**The request**: Extract the listing below in full, unchanged.

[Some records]

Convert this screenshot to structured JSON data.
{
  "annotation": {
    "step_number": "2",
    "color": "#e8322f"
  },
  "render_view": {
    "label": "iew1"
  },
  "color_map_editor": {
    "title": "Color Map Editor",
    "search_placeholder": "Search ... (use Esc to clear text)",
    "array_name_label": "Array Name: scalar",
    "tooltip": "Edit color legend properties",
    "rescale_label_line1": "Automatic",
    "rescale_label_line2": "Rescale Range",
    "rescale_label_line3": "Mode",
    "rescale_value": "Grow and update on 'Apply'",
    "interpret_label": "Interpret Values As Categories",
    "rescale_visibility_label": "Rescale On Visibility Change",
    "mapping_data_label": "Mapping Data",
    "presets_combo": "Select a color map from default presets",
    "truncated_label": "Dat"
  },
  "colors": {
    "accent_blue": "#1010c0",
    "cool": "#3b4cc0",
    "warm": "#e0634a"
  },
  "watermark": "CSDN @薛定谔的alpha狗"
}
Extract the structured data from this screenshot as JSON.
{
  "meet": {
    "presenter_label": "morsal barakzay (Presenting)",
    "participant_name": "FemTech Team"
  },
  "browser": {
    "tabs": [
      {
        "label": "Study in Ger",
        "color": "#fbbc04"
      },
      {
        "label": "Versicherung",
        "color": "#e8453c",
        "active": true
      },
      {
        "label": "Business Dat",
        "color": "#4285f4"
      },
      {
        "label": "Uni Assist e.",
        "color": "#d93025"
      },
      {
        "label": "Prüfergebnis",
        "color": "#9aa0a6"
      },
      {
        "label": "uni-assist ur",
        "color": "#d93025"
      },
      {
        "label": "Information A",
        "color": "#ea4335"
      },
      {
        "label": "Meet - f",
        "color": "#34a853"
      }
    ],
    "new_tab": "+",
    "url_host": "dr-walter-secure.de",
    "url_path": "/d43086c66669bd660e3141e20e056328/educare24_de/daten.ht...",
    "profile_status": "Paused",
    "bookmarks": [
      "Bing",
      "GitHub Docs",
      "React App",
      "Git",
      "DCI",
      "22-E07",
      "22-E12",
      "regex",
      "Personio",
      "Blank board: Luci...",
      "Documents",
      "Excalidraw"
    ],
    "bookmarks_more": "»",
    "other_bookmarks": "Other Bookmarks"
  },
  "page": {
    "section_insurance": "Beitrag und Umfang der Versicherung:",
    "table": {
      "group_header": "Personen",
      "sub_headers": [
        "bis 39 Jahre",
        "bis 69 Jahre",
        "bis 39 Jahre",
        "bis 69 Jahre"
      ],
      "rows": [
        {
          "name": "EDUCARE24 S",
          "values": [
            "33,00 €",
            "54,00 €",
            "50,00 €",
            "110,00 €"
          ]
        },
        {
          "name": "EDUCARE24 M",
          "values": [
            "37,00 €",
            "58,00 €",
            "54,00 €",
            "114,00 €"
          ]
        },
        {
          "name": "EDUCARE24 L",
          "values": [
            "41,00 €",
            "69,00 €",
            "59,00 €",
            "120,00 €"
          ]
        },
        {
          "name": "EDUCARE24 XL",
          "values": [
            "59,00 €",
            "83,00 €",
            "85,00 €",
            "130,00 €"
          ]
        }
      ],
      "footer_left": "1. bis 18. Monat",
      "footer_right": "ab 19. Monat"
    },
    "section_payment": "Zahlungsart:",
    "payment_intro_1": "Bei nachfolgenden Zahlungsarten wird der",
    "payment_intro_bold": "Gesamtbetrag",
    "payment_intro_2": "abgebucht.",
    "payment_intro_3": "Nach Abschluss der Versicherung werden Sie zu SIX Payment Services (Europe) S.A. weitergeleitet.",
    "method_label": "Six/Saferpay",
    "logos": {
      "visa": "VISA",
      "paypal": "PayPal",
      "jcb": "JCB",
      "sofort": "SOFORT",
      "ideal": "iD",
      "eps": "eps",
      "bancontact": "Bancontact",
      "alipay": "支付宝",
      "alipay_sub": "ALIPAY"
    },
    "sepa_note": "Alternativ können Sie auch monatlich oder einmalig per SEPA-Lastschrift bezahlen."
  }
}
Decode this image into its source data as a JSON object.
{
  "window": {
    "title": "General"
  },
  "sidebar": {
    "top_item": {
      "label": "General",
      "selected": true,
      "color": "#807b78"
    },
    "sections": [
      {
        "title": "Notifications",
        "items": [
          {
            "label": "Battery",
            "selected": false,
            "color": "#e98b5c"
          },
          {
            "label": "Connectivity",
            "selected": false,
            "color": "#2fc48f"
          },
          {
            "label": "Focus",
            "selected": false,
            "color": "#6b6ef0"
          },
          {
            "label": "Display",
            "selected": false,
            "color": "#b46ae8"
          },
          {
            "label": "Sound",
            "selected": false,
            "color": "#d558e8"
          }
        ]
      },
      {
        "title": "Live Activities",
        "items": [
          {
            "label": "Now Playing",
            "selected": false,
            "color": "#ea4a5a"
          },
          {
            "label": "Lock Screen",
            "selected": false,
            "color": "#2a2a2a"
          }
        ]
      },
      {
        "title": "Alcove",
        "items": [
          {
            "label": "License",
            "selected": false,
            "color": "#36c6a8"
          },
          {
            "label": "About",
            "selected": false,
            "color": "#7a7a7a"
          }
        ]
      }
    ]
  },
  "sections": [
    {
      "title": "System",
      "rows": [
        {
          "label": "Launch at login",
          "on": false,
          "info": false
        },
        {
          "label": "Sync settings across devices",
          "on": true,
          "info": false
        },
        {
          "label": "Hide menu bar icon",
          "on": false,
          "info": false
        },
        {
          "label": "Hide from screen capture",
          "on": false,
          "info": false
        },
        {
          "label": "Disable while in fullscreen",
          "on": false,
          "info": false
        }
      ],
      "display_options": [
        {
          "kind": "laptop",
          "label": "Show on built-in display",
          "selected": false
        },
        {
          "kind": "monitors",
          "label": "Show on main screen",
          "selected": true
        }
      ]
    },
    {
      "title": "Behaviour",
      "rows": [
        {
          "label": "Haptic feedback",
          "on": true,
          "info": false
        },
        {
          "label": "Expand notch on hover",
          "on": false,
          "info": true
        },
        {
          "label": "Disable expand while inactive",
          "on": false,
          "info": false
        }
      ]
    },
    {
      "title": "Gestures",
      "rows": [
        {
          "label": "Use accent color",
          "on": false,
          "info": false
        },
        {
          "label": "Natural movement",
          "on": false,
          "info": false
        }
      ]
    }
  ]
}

**In response**:
Convert this screenshot to structured JSON data.
{
  "annotation": {
    "step_number": "2",
    "color": "#e8322f"
  },
  "render_view": {
    "label": "iew1"
  },
  "color_map_editor": {
    "title": "Color Map Editor",
    "search_placeholder": "Search ... (use Esc to clear text)",
    "array_name_label": "Array Name: scalar",
    "tooltip": "Edit color legend properties",
    "rescale_label_line1": "Automatic",
    "rescale_label_line2": "Rescale Range",
    "rescale_label_line3": "Mode",
    "rescale_value": "Grow and update on 'Apply'",
    "interpret_label": "Interpret Values As Categories",
    "rescale_visibility_label": "Rescale On Visibility Change",
    "mapping_data_label": "Mapping Data",
    "presets_combo": "Select a color map from default presets",
    "truncated_label": "Dat"
  },
  "colors": {
    "accent_blue": "#1010c0",
    "cool": "#3b4cc0",
    "warm": "#e0634a"
  },
  "watermark": "CSDN @薛定谔的alpha狗"
}
Extract the structured data from this screenshot as JSON.
{
  "meet": {
    "presenter_label": "morsal barakzay (Presenting)",
    "participant_name": "FemTech Team"
  },
  "browser": {
    "tabs": [
      {
        "label": "Study in Ger",
        "color": "#fbbc04"
      },
      {
        "label": "Versicherung",
        "color": "#e8453c",
        "active": true
      },
      {
        "label": "Business Dat",
        "color": "#4285f4"
      },
      {
        "label": "Uni Assist e.",
        "color": "#d93025"
      },
      {
        "label": "Prüfergebnis",
        "color": "#9aa0a6"
      },
      {
        "label": "uni-assist ur",
        "color": "#d93025"
      },
      {
        "label": "Information A",
        "color": "#ea4335"
      },
      {
        "label": "Meet - f",
        "color": "#34a853"
      }
    ],
    "new_tab": "+",
    "url_host": "dr-walter-secure.de",
    "url_path": "/d43086c66669bd660e3141e20e056328/educare24_de/daten.ht...",
    "profile_status": "Paused",
    "bookmarks": [
      "Bing",
      "GitHub Docs",
      "React App",
      "Git",
      "DCI",
      "22-E07",
      "22-E12",
      "regex",
      "Personio",
      "Blank board: Luci...",
      "Documents",
      "Excalidraw"
    ],
    "bookmarks_more": "»",
    "other_bookmarks": "Other Bookmarks"
  },
  "page": {
    "section_insurance": "Beitrag und Umfang der Versicherung:",
    "table": {
      "group_header": "Personen",
      "sub_headers": [
        "bis 39 Jahre",
        "bis 69 Jahre",
        "bis 39 Jahre",
        "bis 69 Jahre"
      ],
      "rows": [
        {
          "name": "EDUCARE24 S",
          "values": [
            "33,00 €",
            "54,00 €",
            "50,00 €",
            "110,00 €"
          ]
        },
        {
          "name": "EDUCARE24 M",
          "values": [
            "37,00 €",
            "58,00 €",
            "54,00 €",
            "114,00 €"
          ]
        },
        {
          "name": "EDUCARE24 L",
          "values": [
            "41,00 €",
            "69,00 €",
            "59,00 €",
            "120,00 €"
          ]
        },
        {
          "name": "EDUCARE24 XL",
          "values": [
            "59,00 €",
            "83,00 €",
            "85,00 €",
            "130,00 €"
          ]
        }
      ],
      "footer_left": "1. bis 18. Monat",
      "footer_right": "ab 19. Monat"
    },
    "section_payment": "Zahlungsart:",
    "payment_intro_1": "Bei nachfolgenden Zahlungsarten wird der",
    "payment_intro_bold": "Gesamtbetrag",
    "payment_intro_2": "abgebucht.",
    "payment_intro_3": "Nach Abschluss der Versicherung werden Sie zu SIX Payment Services (Europe) S.A. weitergeleitet.",
    "method_label": "Six/Saferpay",
    "logos": {
      "visa": "VISA",
      "paypal": "PayPal",
      "jcb": "JCB",
      "sofort": "SOFORT",
      "ideal": "iD",
      "eps": "eps",
      "bancontact": "Bancontact",
      "alipay": "支付宝",
      "alipay_sub": "ALIPAY"
    },
    "sepa_note": "Alternativ können Sie auch monatlich oder einmalig per SEPA-Lastschrift bezahlen."
  }
}
Decode this image into its source data as a JSON object.
{
  "window": {
    "title": "General"
  },
  "sidebar": {
    "top_item": {
      "label": "General",
      "selected": true,
      "color": "#807b78"
    },
    "sections": [
      {
        "title": "Notifications",
        "items": [
          {
            "label": "Battery",
            "selected": false,
            "color": "#e98b5c"
          },
          {
            "label": "Connectivity",
            "selected": false,
            "color": "#2fc48f"
          },
          {
            "label": "Focus",
            "selected": false,
            "color": "#6b6ef0"
          },
          {
            "label": "Display",
            "selected": false,
            "color": "#b46ae8"
          },
          {
            "label": "Sound",
            "selected": false,
            "color": "#d558e8"
          }
        ]
      },
      {
        "title": "Live Activities",
        "items": [
          {
            "label": "Now Playing",
            "selected": false,
            "color": "#ea4a5a"
          },
          {
            "label": "Lock Screen",
            "selected": false,
            "color": "#2a2a2a"
          }
        ]
      },
      {
        "title": "Alcove",
        "items": [
          {
            "label": "License",
            "selected": false,
            "color": "#36c6a8"
          },
          {
            "label": "About",
            "selected": false,
            "color": "#7a7a7a"
          }
        ]
      }
    ]
  },
  "sections": [
    {
      "title": "System",
      "rows": [
        {
          "label": "Launch at login",
          "on": false,
          "info": false
        },
        {
          "label": "Sync settings across devices",
          "on": true,
          "info": false
        },
        {
          "label": "Hide menu bar icon",
          "on": false,
          "info": false
        },
        {
          "label": "Hide from screen capture",
          "on": false,
          "info": false
        },
        {
          "label": "Disable while in fullscreen",
          "on": false,
          "info": false
        }
      ],
      "display_options": [
        {
          "kind": "laptop",
          "label": "Show on built-in display",
          "selected": false
        },
        {
          "kind": "monitors",
          "label": "Show on main screen",
          "selected": true
        }
      ]
    },
    {
      "title": "Behaviour",
      "rows": [
        {
          "label": "Haptic feedback",
          "on": true,
          "info": false
        },
        {
          "label": "Expand notch on hover",
          "on": false,
          "info": true
        },
        {
          "label": "Disable expand while inactive",
          "on": false,
          "info": false
        }
      ]
    },
    {
      "title": "Gestures",
      "rows": [
        {
          "label": "Use accent color",
          "on": false,
          "info": false
        },
        {
          "label": "Natural movement",
          "on": false,
          "info": false
        }
      ]
    }
  ]
}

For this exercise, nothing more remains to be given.